# Information shown start

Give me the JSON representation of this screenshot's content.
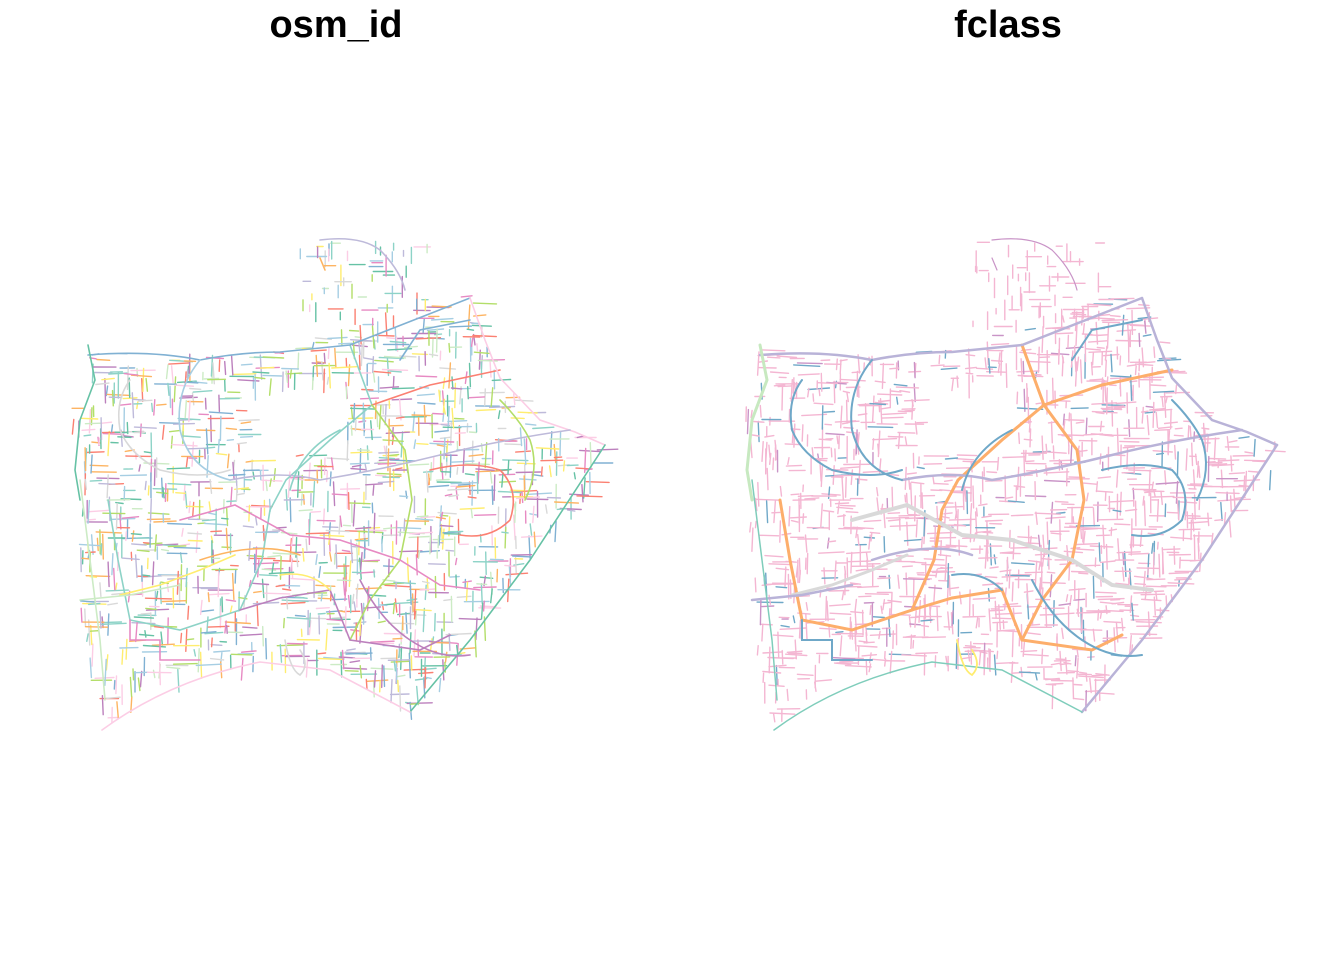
{
  "panels": [
    {
      "title": "osm_id",
      "palette": [
        "#8dd3c7",
        "#ffed6f",
        "#bebada",
        "#fb8072",
        "#80b1d3",
        "#fdb462",
        "#b3de69",
        "#fccde5",
        "#d9d9d9",
        "#bc80bd",
        "#ccebc5",
        "#a6cee3",
        "#e78ac3",
        "#66c2a5"
      ]
    },
    {
      "title": "fclass",
      "palette": {
        "residential": "#f4b6d2",
        "tertiary": "#6fa8c8",
        "secondary": "#b9b3d8",
        "primary": "#fdae6b",
        "trunk": "#d9d9d9",
        "motorway": "#7fcdbb",
        "service": "#c7e9c0",
        "footway": "#c994c7",
        "junction": "#ffed6f"
      }
    }
  ]
}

# Information shown end

> **Task requirements**
Restate the full listing verbatim and drop every picture.

> **Response below**
Give me the JSON representation of this screenshot's content.
{
  "panels": [
    {
      "title": "osm_id",
      "palette": [
        "#8dd3c7",
        "#ffed6f",
        "#bebada",
        "#fb8072",
        "#80b1d3",
        "#fdb462",
        "#b3de69",
        "#fccde5",
        "#d9d9d9",
        "#bc80bd",
        "#ccebc5",
        "#a6cee3",
        "#e78ac3",
        "#66c2a5"
      ]
    },
    {
      "title": "fclass",
      "palette": {
        "residential": "#f4b6d2",
        "tertiary": "#6fa8c8",
        "secondary": "#b9b3d8",
        "primary": "#fdae6b",
        "trunk": "#d9d9d9",
        "motorway": "#7fcdbb",
        "service": "#c7e9c0",
        "footway": "#c994c7",
        "junction": "#ffed6f"
      }
    }
  ]
}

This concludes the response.